## Start

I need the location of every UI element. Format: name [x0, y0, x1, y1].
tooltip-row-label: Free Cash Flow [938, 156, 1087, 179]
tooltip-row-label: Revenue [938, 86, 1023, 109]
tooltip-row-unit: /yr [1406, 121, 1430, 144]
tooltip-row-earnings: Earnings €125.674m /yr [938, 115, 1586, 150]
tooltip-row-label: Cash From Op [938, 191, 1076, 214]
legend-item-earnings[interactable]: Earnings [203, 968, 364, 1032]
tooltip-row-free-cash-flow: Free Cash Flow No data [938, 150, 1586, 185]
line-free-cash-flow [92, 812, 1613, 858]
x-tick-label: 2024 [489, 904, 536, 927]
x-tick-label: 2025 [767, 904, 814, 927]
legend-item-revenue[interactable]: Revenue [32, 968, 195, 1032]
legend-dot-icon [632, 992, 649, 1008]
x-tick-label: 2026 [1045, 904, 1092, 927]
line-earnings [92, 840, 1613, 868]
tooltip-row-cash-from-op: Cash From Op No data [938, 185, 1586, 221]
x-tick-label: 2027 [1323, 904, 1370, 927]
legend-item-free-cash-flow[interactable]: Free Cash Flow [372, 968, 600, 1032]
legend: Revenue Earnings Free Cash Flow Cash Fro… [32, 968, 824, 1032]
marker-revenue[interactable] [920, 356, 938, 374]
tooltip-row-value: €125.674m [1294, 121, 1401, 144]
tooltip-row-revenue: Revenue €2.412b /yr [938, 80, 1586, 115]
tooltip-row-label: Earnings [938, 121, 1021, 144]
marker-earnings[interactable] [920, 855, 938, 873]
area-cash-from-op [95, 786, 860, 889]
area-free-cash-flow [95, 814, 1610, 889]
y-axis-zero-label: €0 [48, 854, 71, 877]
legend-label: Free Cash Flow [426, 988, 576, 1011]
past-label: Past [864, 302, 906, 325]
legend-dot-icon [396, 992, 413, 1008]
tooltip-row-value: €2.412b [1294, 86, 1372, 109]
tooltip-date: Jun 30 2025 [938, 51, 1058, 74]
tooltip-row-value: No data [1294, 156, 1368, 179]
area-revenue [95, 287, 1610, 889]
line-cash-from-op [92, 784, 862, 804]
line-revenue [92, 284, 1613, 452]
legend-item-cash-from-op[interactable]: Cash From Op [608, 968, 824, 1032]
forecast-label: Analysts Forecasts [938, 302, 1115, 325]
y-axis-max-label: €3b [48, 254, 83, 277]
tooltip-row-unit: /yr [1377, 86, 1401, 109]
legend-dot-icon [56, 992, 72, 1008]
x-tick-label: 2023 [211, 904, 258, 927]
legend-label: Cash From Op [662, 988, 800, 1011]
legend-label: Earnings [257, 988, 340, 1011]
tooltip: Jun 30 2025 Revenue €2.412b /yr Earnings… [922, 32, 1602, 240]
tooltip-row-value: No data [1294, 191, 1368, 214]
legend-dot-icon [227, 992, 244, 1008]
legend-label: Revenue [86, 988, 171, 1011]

## End

Please lay out each line of the listing above as a JSON list of strings, one string per line, leaving out any blank lines.

[
  "I need the location of every UI element. Format: name [x0, y0, x1, y1].",
  "tooltip-row-label: Free Cash Flow [938, 156, 1087, 179]",
  "tooltip-row-label: Revenue [938, 86, 1023, 109]",
  "tooltip-row-unit: /yr [1406, 121, 1430, 144]",
  "tooltip-row-earnings: Earnings €125.674m /yr [938, 115, 1586, 150]",
  "tooltip-row-label: Cash From Op [938, 191, 1076, 214]",
  "legend-item-earnings[interactable]: Earnings [203, 968, 364, 1032]",
  "tooltip-row-free-cash-flow: Free Cash Flow No data [938, 150, 1586, 185]",
  "line-free-cash-flow [92, 812, 1613, 858]",
  "x-tick-label: 2024 [489, 904, 536, 927]",
  "x-tick-label: 2025 [767, 904, 814, 927]",
  "legend-item-revenue[interactable]: Revenue [32, 968, 195, 1032]",
  "legend-dot-icon [632, 992, 649, 1008]",
  "x-tick-label: 2026 [1045, 904, 1092, 927]",
  "line-earnings [92, 840, 1613, 868]",
  "tooltip-row-cash-from-op: Cash From Op No data [938, 185, 1586, 221]",
  "x-tick-label: 2027 [1323, 904, 1370, 927]",
  "legend-item-free-cash-flow[interactable]: Free Cash Flow [372, 968, 600, 1032]",
  "legend: Revenue Earnings Free Cash Flow Cash Fro… [32, 968, 824, 1032]",
  "marker-revenue[interactable] [920, 356, 938, 374]",
  "tooltip-row-value: €125.674m [1294, 121, 1401, 144]",
  "tooltip-row-revenue: Revenue €2.412b /yr [938, 80, 1586, 115]",
  "tooltip-row-label: Earnings [938, 121, 1021, 144]",
  "marker-earnings[interactable] [920, 855, 938, 873]",
  "area-cash-from-op [95, 786, 860, 889]",
  "area-free-cash-flow [95, 814, 1610, 889]",
  "y-axis-zero-label: €0 [48, 854, 71, 877]",
  "legend-label: Free Cash Flow [426, 988, 576, 1011]",
  "past-label: Past [864, 302, 906, 325]",
  "legend-dot-icon [396, 992, 413, 1008]",
  "tooltip-row-value: €2.412b [1294, 86, 1372, 109]",
  "tooltip-date: Jun 30 2025 [938, 51, 1058, 74]",
  "tooltip-row-value: No data [1294, 156, 1368, 179]",
  "area-revenue [95, 287, 1610, 889]",
  "line-cash-from-op [92, 784, 862, 804]",
  "line-revenue [92, 284, 1613, 452]",
  "legend-item-cash-from-op[interactable]: Cash From Op [608, 968, 824, 1032]",
  "forecast-label: Analysts Forecasts [938, 302, 1115, 325]",
  "y-axis-max-label: €3b [48, 254, 83, 277]",
  "tooltip-row-unit: /yr [1377, 86, 1401, 109]",
  "legend-dot-icon [56, 992, 72, 1008]",
  "x-tick-label: 2023 [211, 904, 258, 927]",
  "legend-label: Cash From Op [662, 988, 800, 1011]",
  "legend-label: Earnings [257, 988, 340, 1011]",
  "tooltip: Jun 30 2025 Revenue €2.412b /yr Earnings… [922, 32, 1602, 240]",
  "tooltip-row-value: No data [1294, 191, 1368, 214]",
  "legend-dot-icon [227, 992, 244, 1008]",
  "legend-label: Revenue [86, 988, 171, 1011]"
]